__DATASET CONTENT__:

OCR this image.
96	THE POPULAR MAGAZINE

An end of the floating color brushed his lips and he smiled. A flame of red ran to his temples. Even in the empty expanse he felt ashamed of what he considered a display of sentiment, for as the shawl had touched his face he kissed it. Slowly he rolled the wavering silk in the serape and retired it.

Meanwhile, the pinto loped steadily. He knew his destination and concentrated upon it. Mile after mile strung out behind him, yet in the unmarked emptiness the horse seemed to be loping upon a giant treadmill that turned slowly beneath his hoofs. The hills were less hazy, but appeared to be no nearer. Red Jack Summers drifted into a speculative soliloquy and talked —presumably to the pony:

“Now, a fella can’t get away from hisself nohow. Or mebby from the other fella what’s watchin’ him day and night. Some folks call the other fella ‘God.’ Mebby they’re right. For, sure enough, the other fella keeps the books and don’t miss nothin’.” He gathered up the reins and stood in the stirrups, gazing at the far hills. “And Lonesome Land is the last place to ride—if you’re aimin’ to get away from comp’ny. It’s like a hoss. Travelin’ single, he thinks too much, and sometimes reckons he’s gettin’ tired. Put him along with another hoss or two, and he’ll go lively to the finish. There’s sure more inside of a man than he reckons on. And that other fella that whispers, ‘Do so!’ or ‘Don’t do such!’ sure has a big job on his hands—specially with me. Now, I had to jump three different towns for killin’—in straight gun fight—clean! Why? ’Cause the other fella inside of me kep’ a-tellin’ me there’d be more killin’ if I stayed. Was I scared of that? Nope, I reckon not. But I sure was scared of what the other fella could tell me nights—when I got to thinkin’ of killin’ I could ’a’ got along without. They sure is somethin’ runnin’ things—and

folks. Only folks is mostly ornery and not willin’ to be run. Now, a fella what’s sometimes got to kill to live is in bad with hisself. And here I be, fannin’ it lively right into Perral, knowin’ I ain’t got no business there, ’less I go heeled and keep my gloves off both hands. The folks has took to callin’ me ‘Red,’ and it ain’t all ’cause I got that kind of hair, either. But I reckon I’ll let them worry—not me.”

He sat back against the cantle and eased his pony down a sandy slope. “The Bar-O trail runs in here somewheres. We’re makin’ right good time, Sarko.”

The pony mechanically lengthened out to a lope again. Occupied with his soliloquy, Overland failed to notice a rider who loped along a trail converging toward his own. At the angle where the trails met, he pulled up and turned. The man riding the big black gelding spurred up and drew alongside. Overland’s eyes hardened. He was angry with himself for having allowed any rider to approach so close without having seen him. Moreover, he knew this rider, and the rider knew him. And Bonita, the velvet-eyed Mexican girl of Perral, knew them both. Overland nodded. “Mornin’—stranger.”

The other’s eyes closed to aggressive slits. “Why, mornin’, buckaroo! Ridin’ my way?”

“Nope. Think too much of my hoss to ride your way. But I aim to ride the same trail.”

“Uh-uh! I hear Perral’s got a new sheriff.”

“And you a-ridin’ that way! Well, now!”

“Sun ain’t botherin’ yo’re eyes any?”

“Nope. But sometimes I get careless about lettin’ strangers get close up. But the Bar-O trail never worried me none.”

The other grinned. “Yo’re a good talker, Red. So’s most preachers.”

__INSTRUCTION__:
Please restate the data word for word, every record included.

__OUTPUT BELOW__:
OCR this image.
96	THE POPULAR MAGAZINE

An end of the floating color brushed his lips and he smiled. A flame of red ran to his temples. Even in the empty expanse he felt ashamed of what he considered a display of sentiment, for as the shawl had touched his face he kissed it. Slowly he rolled the wavering silk in the serape and retired it.

Meanwhile, the pinto loped steadily. He knew his destination and concentrated upon it. Mile after mile strung out behind him, yet in the unmarked emptiness the horse seemed to be loping upon a giant treadmill that turned slowly beneath his hoofs. The hills were less hazy, but appeared to be no nearer. Red Jack Summers drifted into a speculative soliloquy and talked —presumably to the pony:

“Now, a fella can’t get away from hisself nohow. Or mebby from the other fella what’s watchin’ him day and night. Some folks call the other fella ‘God.’ Mebby they’re right. For, sure enough, the other fella keeps the books and don’t miss nothin’.” He gathered up the reins and stood in the stirrups, gazing at the far hills. “And Lonesome Land is the last place to ride—if you’re aimin’ to get away from comp’ny. It’s like a hoss. Travelin’ single, he thinks too much, and sometimes reckons he’s gettin’ tired. Put him along with another hoss or two, and he’ll go lively to the finish. There’s sure more inside of a man than he reckons on. And that other fella that whispers, ‘Do so!’ or ‘Don’t do such!’ sure has a big job on his hands—specially with me. Now, I had to jump three different towns for killin’—in straight gun fight—clean! Why? ’Cause the other fella inside of me kep’ a-tellin’ me there’d be more killin’ if I stayed. Was I scared of that? Nope, I reckon not. But I sure was scared of what the other fella could tell me nights—when I got to thinkin’ of killin’ I could ’a’ got along without. They sure is somethin’ runnin’ things—and

folks. Only folks is mostly ornery and not willin’ to be run. Now, a fella what’s sometimes got to kill to live is in bad with hisself. And here I be, fannin’ it lively right into Perral, knowin’ I ain’t got no business there, ’less I go heeled and keep my gloves off both hands. The folks has took to callin’ me ‘Red,’ and it ain’t all ’cause I got that kind of hair, either. But I reckon I’ll let them worry—not me.”

He sat back against the cantle and eased his pony down a sandy slope. “The Bar-O trail runs in here somewheres. We’re makin’ right good time, Sarko.”

The pony mechanically lengthened out to a lope again. Occupied with his soliloquy, Overland failed to notice a rider who loped along a trail converging toward his own. At the angle where the trails met, he pulled up and turned. The man riding the big black gelding spurred up and drew alongside. Overland’s eyes hardened. He was angry with himself for having allowed any rider to approach so close without having seen him. Moreover, he knew this rider, and the rider knew him. And Bonita, the velvet-eyed Mexican girl of Perral, knew them both. Overland nodded. “Mornin’—stranger.”

The other’s eyes closed to aggressive slits. “Why, mornin’, buckaroo! Ridin’ my way?”

“Nope. Think too much of my hoss to ride your way. But I aim to ride the same trail.”

“Uh-uh! I hear Perral’s got a new sheriff.”

“And you a-ridin’ that way! Well, now!”

“Sun ain’t botherin’ yo’re eyes any?”

“Nope. But sometimes I get careless about lettin’ strangers get close up. But the Bar-O trail never worried me none.”

The other grinned. “Yo’re a good talker, Red. So’s most preachers.”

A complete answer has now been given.